• Exercise requirements:
Without the pictures, write out all the lines below exactly as they appear.

_ _ _ _ _

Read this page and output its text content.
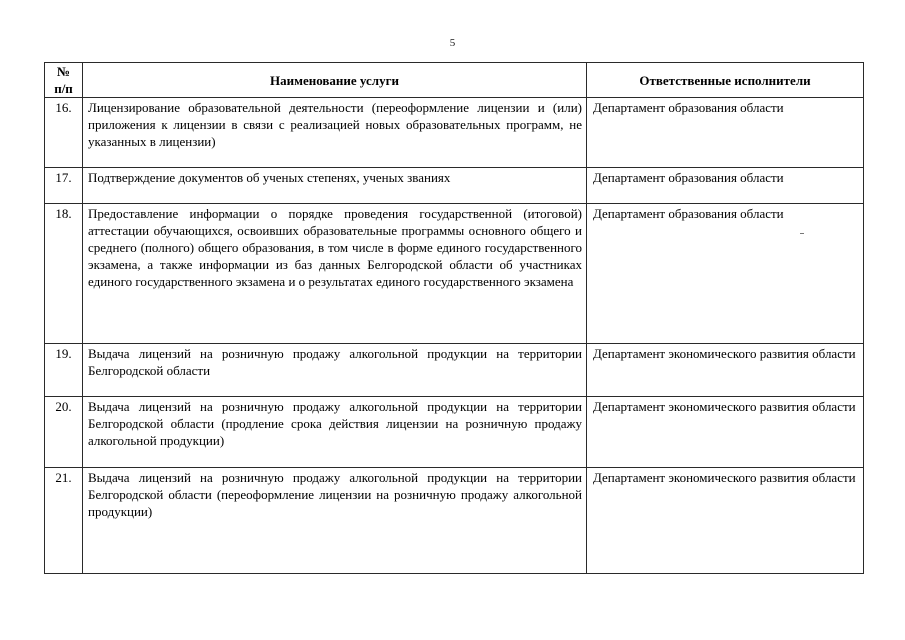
5
№
п/п	Наименование услуги	Ответственные исполнители
16.	Лицензирование образовательной деятельности (переоформление лицензии и (или) приложения к лицензии в связи с реализацией новых образовательных программ, не указанных в лицензии)	Департамент образования области
17.	Подтверждение документов об ученых степенях, ученых званиях	Департамент образования области
18.	Предоставление информации о порядке проведения государственной (итоговой) аттестации обучающихся, освоивших образовательные программы основного общего и среднего (полного) общего образования, в том числе в форме единого государственного экзамена, а также информации из баз данных Белгородской области об участниках единого государственного экзамена и о результатах единого государственного экзамена	Департамент образования области
19.	Выдача лицензий на розничную продажу алкогольной продукции на территории Белгородской области	Департамент экономического развития области
20.	Выдача лицензий на розничную продажу алкогольной продукции на территории Белгородской области (продление срока действия лицензии на розничную продажу алкогольной продукции)	Департамент экономического развития области
21.	Выдача лицензий на розничную продажу алкогольной продукции на территории Белгородской области (переоформление лицензии на розничную продажу алкогольной продукции)	Департамент экономического развития области
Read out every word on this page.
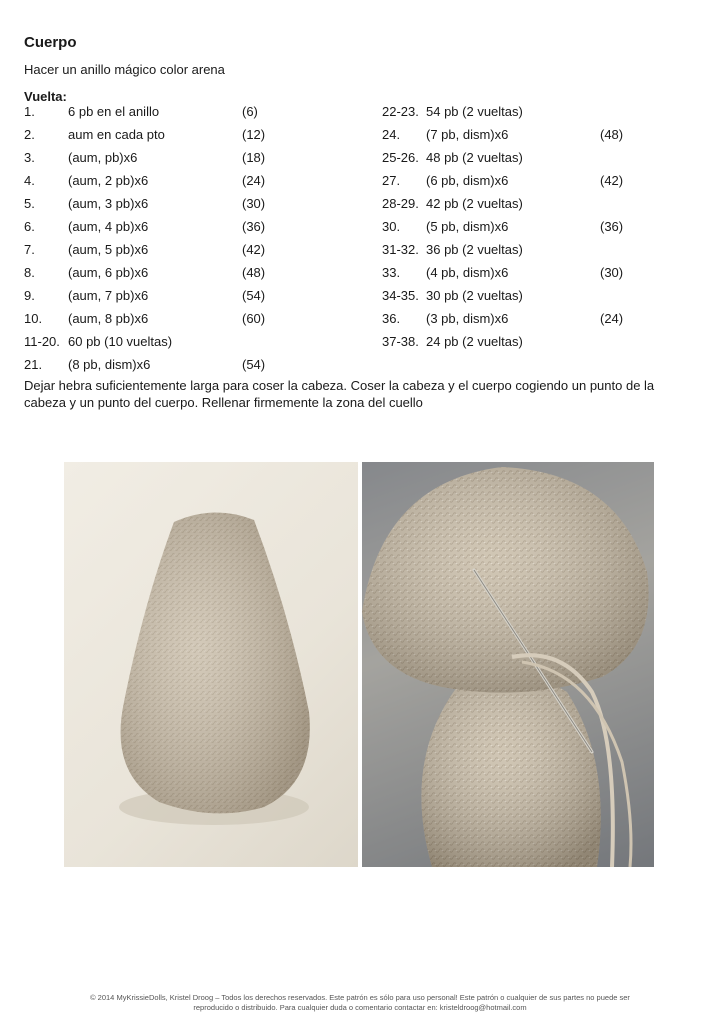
Cuerpo
Hacer un anillo mágico color arena
Vuelta:
1.	6 pb en el anillo	(6)
2.	aum en cada pto	(12)
3.	(aum, pb)x6	(18)
4.	(aum, 2 pb)x6	(24)
5.	(aum, 3 pb)x6	(30)
6.	(aum, 4 pb)x6	(36)
7.	(aum, 5 pb)x6	(42)
8.	(aum, 6 pb)x6	(48)
9.	(aum, 7 pb)x6	(54)
10. (aum, 8 pb)x6	(60)
11-20. 60 pb (10 vueltas)
21. (8 pb, dism)x6	(54)
22-23. 54 pb (2 vueltas)
24. (7 pb, dism)x6	(48)
25-26. 48 pb (2 vueltas)
27. (6 pb, dism)x6	(42)
28-29. 42 pb (2 vueltas)
30. (5 pb, dism)x6	(36)
31-32. 36 pb (2 vueltas)
33. (4 pb, dism)x6	(30)
34-35. 30 pb (2 vueltas)
36. (3 pb, dism)x6	(24)
37-38. 24 pb (2 vueltas)
Dejar hebra suficientemente larga para coser la cabeza. Coser la cabeza y el cuerpo cogiendo un punto de la cabeza y un punto del cuerpo. Rellenar firmemente la zona del cuello
© 2014 MyKrissieDolls, Kristel Droog – Todos los derechos reservados. Este patrón es sólo para uso personal! Este patrón o cualquier de sus partes no puede ser
reproducido o distribuido. Para cualquier duda o comentario contactar en: kristeldroog@hotmail.com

_ _ _ _ _

• Response to this exercise:
Read this page and output its text content.
5
№
п/п	Наименование услуги	Ответственные исполнители
16.	Лицензирование образовательной деятельности (переоформление лицензии и (или) приложения к лицензии в связи с реализацией новых образовательных программ, не указанных в лицензии)	Департамент образования области
17.	Подтверждение документов об ученых степенях, ученых званиях	Департамент образования области
18.	Предоставление информации о порядке проведения государственной (итоговой) аттестации обучающихся, освоивших образовательные программы основного общего и среднего (полного) общего образования, в том числе в форме единого государственного экзамена, а также информации из баз данных Белгородской области об участниках единого государственного экзамена и о результатах единого государственного экзамена	Департамент образования области
19.	Выдача лицензий на розничную продажу алкогольной продукции на территории Белгородской области	Департамент экономического развития области
20.	Выдача лицензий на розничную продажу алкогольной продукции на территории Белгородской области (продление срока действия лицензии на розничную продажу алкогольной продукции)	Департамент экономического развития области
21.	Выдача лицензий на розничную продажу алкогольной продукции на территории Белгородской области (переоформление лицензии на розничную продажу алкогольной продукции)	Департамент экономического развития области
Read out every word on this page.
Cuerpo
Hacer un anillo mágico color arena
Vuelta:
1.	6 pb en el anillo	(6)
2.	aum en cada pto	(12)
3.	(aum, pb)x6	(18)
4.	(aum, 2 pb)x6	(24)
5.	(aum, 3 pb)x6	(30)
6.	(aum, 4 pb)x6	(36)
7.	(aum, 5 pb)x6	(42)
8.	(aum, 6 pb)x6	(48)
9.	(aum, 7 pb)x6	(54)
10. (aum, 8 pb)x6	(60)
11-20. 60 pb (10 vueltas)
21. (8 pb, dism)x6	(54)
22-23. 54 pb (2 vueltas)
24. (7 pb, dism)x6	(48)
25-26. 48 pb (2 vueltas)
27. (6 pb, dism)x6	(42)
28-29. 42 pb (2 vueltas)
30. (5 pb, dism)x6	(36)
31-32. 36 pb (2 vueltas)
33. (4 pb, dism)x6	(30)
34-35. 30 pb (2 vueltas)
36. (3 pb, dism)x6	(24)
37-38. 24 pb (2 vueltas)
Dejar hebra suficientemente larga para coser la cabeza. Coser la cabeza y el cuerpo cogiendo un punto de la cabeza y un punto del cuerpo. Rellenar firmemente la zona del cuello
© 2014 MyKrissieDolls, Kristel Droog – Todos los derechos reservados. Este patrón es sólo para uso personal! Este patrón o cualquier de sus partes no puede ser
reproducido o distribuido. Para cualquier duda o comentario contactar en: kristeldroog@hotmail.com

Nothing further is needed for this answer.